Work to do
Transcribe each line of the records below exactly, excluding any embedded images.

Source material
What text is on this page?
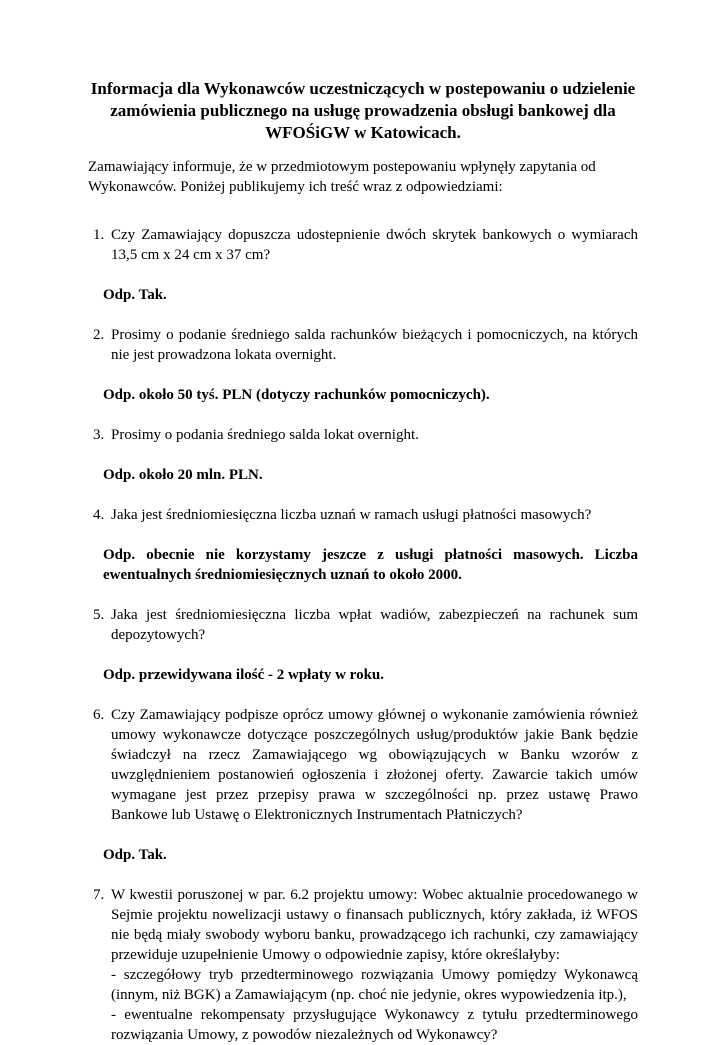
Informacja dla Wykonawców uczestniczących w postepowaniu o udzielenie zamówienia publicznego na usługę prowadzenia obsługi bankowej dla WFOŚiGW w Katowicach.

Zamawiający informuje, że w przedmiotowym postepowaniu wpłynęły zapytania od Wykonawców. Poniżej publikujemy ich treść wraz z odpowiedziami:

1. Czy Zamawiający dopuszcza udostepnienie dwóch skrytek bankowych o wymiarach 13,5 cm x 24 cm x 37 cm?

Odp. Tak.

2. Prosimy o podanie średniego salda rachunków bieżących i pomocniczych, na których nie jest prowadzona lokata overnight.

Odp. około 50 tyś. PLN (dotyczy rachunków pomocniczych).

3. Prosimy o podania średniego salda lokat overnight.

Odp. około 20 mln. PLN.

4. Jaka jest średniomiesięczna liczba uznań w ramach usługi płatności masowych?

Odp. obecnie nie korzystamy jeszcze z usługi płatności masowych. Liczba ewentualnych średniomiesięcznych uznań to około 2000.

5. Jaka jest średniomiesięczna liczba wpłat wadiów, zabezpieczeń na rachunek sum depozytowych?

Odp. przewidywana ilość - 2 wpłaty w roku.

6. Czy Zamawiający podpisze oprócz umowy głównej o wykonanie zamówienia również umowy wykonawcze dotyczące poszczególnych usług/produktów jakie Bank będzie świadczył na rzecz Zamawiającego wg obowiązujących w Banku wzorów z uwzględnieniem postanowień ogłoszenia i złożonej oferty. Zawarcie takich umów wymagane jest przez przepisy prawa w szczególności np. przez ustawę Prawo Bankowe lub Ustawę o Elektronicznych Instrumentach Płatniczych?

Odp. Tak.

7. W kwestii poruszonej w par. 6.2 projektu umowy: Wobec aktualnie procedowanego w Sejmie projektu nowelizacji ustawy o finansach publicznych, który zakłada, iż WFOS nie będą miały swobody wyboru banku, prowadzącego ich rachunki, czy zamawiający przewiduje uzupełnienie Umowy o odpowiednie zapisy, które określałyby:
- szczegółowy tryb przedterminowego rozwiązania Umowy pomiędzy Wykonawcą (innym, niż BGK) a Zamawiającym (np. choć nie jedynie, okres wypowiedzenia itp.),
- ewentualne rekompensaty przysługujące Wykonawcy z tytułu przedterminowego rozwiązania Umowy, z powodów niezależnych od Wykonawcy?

Result of the exercise
What text is on this page?
Informacja dla Wykonawców uczestniczących w postepowaniu o udzielenie zamówienia publicznego na usługę prowadzenia obsługi bankowej dla WFOŚiGW w Katowicach.

Zamawiający informuje, że w przedmiotowym postepowaniu wpłynęły zapytania od Wykonawców. Poniżej publikujemy ich treść wraz z odpowiedziami:

1. Czy Zamawiający dopuszcza udostepnienie dwóch skrytek bankowych o wymiarach 13,5 cm x 24 cm x 37 cm?

Odp. Tak.

2. Prosimy o podanie średniego salda rachunków bieżących i pomocniczych, na których nie jest prowadzona lokata overnight.

Odp. około 50 tyś. PLN (dotyczy rachunków pomocniczych).

3. Prosimy o podania średniego salda lokat overnight.

Odp. około 20 mln. PLN.

4. Jaka jest średniomiesięczna liczba uznań w ramach usługi płatności masowych?

Odp. obecnie nie korzystamy jeszcze z usługi płatności masowych. Liczba ewentualnych średniomiesięcznych uznań to około 2000.

5. Jaka jest średniomiesięczna liczba wpłat wadiów, zabezpieczeń na rachunek sum depozytowych?

Odp. przewidywana ilość - 2 wpłaty w roku.

6. Czy Zamawiający podpisze oprócz umowy głównej o wykonanie zamówienia również umowy wykonawcze dotyczące poszczególnych usług/produktów jakie Bank będzie świadczył na rzecz Zamawiającego wg obowiązujących w Banku wzorów z uwzględnieniem postanowień ogłoszenia i złożonej oferty. Zawarcie takich umów wymagane jest przez przepisy prawa w szczególności np. przez ustawę Prawo Bankowe lub Ustawę o Elektronicznych Instrumentach Płatniczych?

Odp. Tak.

7. W kwestii poruszonej w par. 6.2 projektu umowy: Wobec aktualnie procedowanego w Sejmie projektu nowelizacji ustawy o finansach publicznych, który zakłada, iż WFOS nie będą miały swobody wyboru banku, prowadzącego ich rachunki, czy zamawiający przewiduje uzupełnienie Umowy o odpowiednie zapisy, które określałyby:
- szczegółowy tryb przedterminowego rozwiązania Umowy pomiędzy Wykonawcą (innym, niż BGK) a Zamawiającym (np. choć nie jedynie, okres wypowiedzenia itp.),
- ewentualne rekompensaty przysługujące Wykonawcy z tytułu przedterminowego rozwiązania Umowy, z powodów niezależnych od Wykonawcy?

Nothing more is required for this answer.